**What to do**
Retype the complete listing exactly as it appears.
-- Start Information supplied --
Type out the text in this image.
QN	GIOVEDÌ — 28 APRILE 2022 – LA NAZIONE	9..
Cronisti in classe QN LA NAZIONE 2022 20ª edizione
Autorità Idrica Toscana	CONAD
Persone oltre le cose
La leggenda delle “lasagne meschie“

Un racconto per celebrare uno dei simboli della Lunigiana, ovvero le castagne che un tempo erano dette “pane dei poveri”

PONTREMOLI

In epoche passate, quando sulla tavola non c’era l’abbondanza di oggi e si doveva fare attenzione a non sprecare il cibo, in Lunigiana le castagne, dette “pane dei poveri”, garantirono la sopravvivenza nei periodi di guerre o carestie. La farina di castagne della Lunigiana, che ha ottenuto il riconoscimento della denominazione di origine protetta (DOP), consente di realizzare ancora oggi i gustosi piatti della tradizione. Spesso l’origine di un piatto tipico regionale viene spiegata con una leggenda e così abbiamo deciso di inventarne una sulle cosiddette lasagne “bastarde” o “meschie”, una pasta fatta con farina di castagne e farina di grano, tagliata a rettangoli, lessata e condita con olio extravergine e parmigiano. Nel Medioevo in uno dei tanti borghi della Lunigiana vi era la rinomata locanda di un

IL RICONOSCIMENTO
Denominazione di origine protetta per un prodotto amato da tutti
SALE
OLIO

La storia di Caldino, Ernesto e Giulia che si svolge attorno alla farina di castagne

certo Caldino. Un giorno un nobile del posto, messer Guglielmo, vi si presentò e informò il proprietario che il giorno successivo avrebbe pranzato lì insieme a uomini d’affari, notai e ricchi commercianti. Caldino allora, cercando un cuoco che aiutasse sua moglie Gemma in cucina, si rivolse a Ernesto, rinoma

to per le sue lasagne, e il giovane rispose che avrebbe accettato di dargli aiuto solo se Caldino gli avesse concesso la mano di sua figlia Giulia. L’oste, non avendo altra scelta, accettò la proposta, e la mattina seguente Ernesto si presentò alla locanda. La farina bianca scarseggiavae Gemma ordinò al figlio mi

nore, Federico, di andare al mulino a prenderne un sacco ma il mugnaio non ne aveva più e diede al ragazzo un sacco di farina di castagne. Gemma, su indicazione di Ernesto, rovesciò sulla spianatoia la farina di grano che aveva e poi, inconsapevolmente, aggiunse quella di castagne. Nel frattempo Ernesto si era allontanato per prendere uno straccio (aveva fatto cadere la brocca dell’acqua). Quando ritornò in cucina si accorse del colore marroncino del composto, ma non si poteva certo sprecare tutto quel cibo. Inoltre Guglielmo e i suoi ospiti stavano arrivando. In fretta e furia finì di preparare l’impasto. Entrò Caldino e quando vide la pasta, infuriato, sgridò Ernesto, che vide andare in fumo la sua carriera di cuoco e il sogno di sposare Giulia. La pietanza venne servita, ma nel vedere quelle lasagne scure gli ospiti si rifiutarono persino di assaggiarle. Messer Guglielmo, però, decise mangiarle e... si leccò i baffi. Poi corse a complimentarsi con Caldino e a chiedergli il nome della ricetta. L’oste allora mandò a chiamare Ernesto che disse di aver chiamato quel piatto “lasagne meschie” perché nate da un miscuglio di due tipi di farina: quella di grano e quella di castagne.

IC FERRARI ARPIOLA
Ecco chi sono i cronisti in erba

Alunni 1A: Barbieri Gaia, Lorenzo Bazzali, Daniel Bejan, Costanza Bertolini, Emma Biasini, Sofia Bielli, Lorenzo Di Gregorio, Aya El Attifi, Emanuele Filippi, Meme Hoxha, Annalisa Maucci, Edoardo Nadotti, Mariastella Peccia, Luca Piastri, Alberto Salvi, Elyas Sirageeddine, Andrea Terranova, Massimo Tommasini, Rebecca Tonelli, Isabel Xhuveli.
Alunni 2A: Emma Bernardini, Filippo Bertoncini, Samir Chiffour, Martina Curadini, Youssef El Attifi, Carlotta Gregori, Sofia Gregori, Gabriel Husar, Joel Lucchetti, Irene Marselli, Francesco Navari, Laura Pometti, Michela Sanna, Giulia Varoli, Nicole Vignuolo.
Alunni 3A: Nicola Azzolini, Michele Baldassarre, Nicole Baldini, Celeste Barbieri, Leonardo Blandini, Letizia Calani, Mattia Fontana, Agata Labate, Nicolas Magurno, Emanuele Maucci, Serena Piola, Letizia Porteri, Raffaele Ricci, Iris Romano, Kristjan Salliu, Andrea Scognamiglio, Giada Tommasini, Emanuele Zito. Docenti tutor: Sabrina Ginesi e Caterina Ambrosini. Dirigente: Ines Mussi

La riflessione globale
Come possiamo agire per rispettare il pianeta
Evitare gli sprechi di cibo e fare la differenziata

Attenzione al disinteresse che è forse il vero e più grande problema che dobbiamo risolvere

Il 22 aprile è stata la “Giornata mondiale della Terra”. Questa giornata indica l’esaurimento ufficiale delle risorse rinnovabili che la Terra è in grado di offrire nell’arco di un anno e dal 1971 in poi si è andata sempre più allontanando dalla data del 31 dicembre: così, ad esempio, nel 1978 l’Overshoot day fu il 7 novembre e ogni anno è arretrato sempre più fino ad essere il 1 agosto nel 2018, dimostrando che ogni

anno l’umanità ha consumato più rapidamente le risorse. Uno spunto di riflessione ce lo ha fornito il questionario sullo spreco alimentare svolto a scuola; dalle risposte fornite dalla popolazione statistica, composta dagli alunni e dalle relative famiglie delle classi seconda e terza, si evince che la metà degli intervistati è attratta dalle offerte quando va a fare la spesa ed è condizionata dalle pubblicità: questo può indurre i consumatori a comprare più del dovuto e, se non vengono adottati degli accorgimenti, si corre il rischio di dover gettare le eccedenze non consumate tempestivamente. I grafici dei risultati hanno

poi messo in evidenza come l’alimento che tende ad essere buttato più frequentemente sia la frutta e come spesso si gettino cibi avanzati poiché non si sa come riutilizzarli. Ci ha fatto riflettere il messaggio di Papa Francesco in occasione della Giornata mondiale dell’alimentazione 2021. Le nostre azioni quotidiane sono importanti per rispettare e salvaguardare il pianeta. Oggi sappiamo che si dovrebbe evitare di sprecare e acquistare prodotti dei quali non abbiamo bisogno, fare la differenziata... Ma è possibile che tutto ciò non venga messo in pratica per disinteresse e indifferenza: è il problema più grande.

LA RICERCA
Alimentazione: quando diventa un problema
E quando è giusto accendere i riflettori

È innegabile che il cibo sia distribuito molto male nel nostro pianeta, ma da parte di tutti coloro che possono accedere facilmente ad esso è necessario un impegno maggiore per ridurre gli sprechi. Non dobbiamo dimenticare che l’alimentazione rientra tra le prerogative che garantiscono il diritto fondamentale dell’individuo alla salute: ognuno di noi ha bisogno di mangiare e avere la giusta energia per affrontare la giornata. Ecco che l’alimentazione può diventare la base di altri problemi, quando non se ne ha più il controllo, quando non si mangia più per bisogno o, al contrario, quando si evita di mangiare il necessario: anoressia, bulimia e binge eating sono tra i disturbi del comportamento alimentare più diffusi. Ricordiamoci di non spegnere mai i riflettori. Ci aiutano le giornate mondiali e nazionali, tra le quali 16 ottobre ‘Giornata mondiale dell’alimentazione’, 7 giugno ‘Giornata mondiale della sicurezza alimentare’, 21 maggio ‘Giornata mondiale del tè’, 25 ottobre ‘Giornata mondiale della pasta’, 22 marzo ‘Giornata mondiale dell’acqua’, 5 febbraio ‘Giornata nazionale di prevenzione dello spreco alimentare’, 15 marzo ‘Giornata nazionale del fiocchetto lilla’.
-- End Information supplied --
**Output below**
Type out the text in this image.
QN	GIOVEDÌ — 28 APRILE 2022 – LA NAZIONE	9..
Cronisti in classe QN LA NAZIONE 2022 20ª edizione
Autorità Idrica Toscana	CONAD
Persone oltre le cose
La leggenda delle “lasagne meschie“

Un racconto per celebrare uno dei simboli della Lunigiana, ovvero le castagne che un tempo erano dette “pane dei poveri”

PONTREMOLI

In epoche passate, quando sulla tavola non c’era l’abbondanza di oggi e si doveva fare attenzione a non sprecare il cibo, in Lunigiana le castagne, dette “pane dei poveri”, garantirono la sopravvivenza nei periodi di guerre o carestie. La farina di castagne della Lunigiana, che ha ottenuto il riconoscimento della denominazione di origine protetta (DOP), consente di realizzare ancora oggi i gustosi piatti della tradizione. Spesso l’origine di un piatto tipico regionale viene spiegata con una leggenda e così abbiamo deciso di inventarne una sulle cosiddette lasagne “bastarde” o “meschie”, una pasta fatta con farina di castagne e farina di grano, tagliata a rettangoli, lessata e condita con olio extravergine e parmigiano. Nel Medioevo in uno dei tanti borghi della Lunigiana vi era la rinomata locanda di un

IL RICONOSCIMENTO
Denominazione di origine protetta per un prodotto amato da tutti
SALE
OLIO

La storia di Caldino, Ernesto e Giulia che si svolge attorno alla farina di castagne

certo Caldino. Un giorno un nobile del posto, messer Guglielmo, vi si presentò e informò il proprietario che il giorno successivo avrebbe pranzato lì insieme a uomini d’affari, notai e ricchi commercianti. Caldino allora, cercando un cuoco che aiutasse sua moglie Gemma in cucina, si rivolse a Ernesto, rinoma

to per le sue lasagne, e il giovane rispose che avrebbe accettato di dargli aiuto solo se Caldino gli avesse concesso la mano di sua figlia Giulia. L’oste, non avendo altra scelta, accettò la proposta, e la mattina seguente Ernesto si presentò alla locanda. La farina bianca scarseggiavae Gemma ordinò al figlio mi

nore, Federico, di andare al mulino a prenderne un sacco ma il mugnaio non ne aveva più e diede al ragazzo un sacco di farina di castagne. Gemma, su indicazione di Ernesto, rovesciò sulla spianatoia la farina di grano che aveva e poi, inconsapevolmente, aggiunse quella di castagne. Nel frattempo Ernesto si era allontanato per prendere uno straccio (aveva fatto cadere la brocca dell’acqua). Quando ritornò in cucina si accorse del colore marroncino del composto, ma non si poteva certo sprecare tutto quel cibo. Inoltre Guglielmo e i suoi ospiti stavano arrivando. In fretta e furia finì di preparare l’impasto. Entrò Caldino e quando vide la pasta, infuriato, sgridò Ernesto, che vide andare in fumo la sua carriera di cuoco e il sogno di sposare Giulia. La pietanza venne servita, ma nel vedere quelle lasagne scure gli ospiti si rifiutarono persino di assaggiarle. Messer Guglielmo, però, decise mangiarle e... si leccò i baffi. Poi corse a complimentarsi con Caldino e a chiedergli il nome della ricetta. L’oste allora mandò a chiamare Ernesto che disse di aver chiamato quel piatto “lasagne meschie” perché nate da un miscuglio di due tipi di farina: quella di grano e quella di castagne.

IC FERRARI ARPIOLA
Ecco chi sono i cronisti in erba

Alunni 1A: Barbieri Gaia, Lorenzo Bazzali, Daniel Bejan, Costanza Bertolini, Emma Biasini, Sofia Bielli, Lorenzo Di Gregorio, Aya El Attifi, Emanuele Filippi, Meme Hoxha, Annalisa Maucci, Edoardo Nadotti, Mariastella Peccia, Luca Piastri, Alberto Salvi, Elyas Sirageeddine, Andrea Terranova, Massimo Tommasini, Rebecca Tonelli, Isabel Xhuveli.
Alunni 2A: Emma Bernardini, Filippo Bertoncini, Samir Chiffour, Martina Curadini, Youssef El Attifi, Carlotta Gregori, Sofia Gregori, Gabriel Husar, Joel Lucchetti, Irene Marselli, Francesco Navari, Laura Pometti, Michela Sanna, Giulia Varoli, Nicole Vignuolo.
Alunni 3A: Nicola Azzolini, Michele Baldassarre, Nicole Baldini, Celeste Barbieri, Leonardo Blandini, Letizia Calani, Mattia Fontana, Agata Labate, Nicolas Magurno, Emanuele Maucci, Serena Piola, Letizia Porteri, Raffaele Ricci, Iris Romano, Kristjan Salliu, Andrea Scognamiglio, Giada Tommasini, Emanuele Zito. Docenti tutor: Sabrina Ginesi e Caterina Ambrosini. Dirigente: Ines Mussi

La riflessione globale
Come possiamo agire per rispettare il pianeta
Evitare gli sprechi di cibo e fare la differenziata

Attenzione al disinteresse che è forse il vero e più grande problema che dobbiamo risolvere

Il 22 aprile è stata la “Giornata mondiale della Terra”. Questa giornata indica l’esaurimento ufficiale delle risorse rinnovabili che la Terra è in grado di offrire nell’arco di un anno e dal 1971 in poi si è andata sempre più allontanando dalla data del 31 dicembre: così, ad esempio, nel 1978 l’Overshoot day fu il 7 novembre e ogni anno è arretrato sempre più fino ad essere il 1 agosto nel 2018, dimostrando che ogni

anno l’umanità ha consumato più rapidamente le risorse. Uno spunto di riflessione ce lo ha fornito il questionario sullo spreco alimentare svolto a scuola; dalle risposte fornite dalla popolazione statistica, composta dagli alunni e dalle relative famiglie delle classi seconda e terza, si evince che la metà degli intervistati è attratta dalle offerte quando va a fare la spesa ed è condizionata dalle pubblicità: questo può indurre i consumatori a comprare più del dovuto e, se non vengono adottati degli accorgimenti, si corre il rischio di dover gettare le eccedenze non consumate tempestivamente. I grafici dei risultati hanno

poi messo in evidenza come l’alimento che tende ad essere buttato più frequentemente sia la frutta e come spesso si gettino cibi avanzati poiché non si sa come riutilizzarli. Ci ha fatto riflettere il messaggio di Papa Francesco in occasione della Giornata mondiale dell’alimentazione 2021. Le nostre azioni quotidiane sono importanti per rispettare e salvaguardare il pianeta. Oggi sappiamo che si dovrebbe evitare di sprecare e acquistare prodotti dei quali non abbiamo bisogno, fare la differenziata... Ma è possibile che tutto ciò non venga messo in pratica per disinteresse e indifferenza: è il problema più grande.

LA RICERCA
Alimentazione: quando diventa un problema
E quando è giusto accendere i riflettori

È innegabile che il cibo sia distribuito molto male nel nostro pianeta, ma da parte di tutti coloro che possono accedere facilmente ad esso è necessario un impegno maggiore per ridurre gli sprechi. Non dobbiamo dimenticare che l’alimentazione rientra tra le prerogative che garantiscono il diritto fondamentale dell’individuo alla salute: ognuno di noi ha bisogno di mangiare e avere la giusta energia per affrontare la giornata. Ecco che l’alimentazione può diventare la base di altri problemi, quando non se ne ha più il controllo, quando non si mangia più per bisogno o, al contrario, quando si evita di mangiare il necessario: anoressia, bulimia e binge eating sono tra i disturbi del comportamento alimentare più diffusi. Ricordiamoci di non spegnere mai i riflettori. Ci aiutano le giornate mondiali e nazionali, tra le quali 16 ottobre ‘Giornata mondiale dell’alimentazione’, 7 giugno ‘Giornata mondiale della sicurezza alimentare’, 21 maggio ‘Giornata mondiale del tè’, 25 ottobre ‘Giornata mondiale della pasta’, 22 marzo ‘Giornata mondiale dell’acqua’, 5 febbraio ‘Giornata nazionale di prevenzione dello spreco alimentare’, 15 marzo ‘Giornata nazionale del fiocchetto lilla’.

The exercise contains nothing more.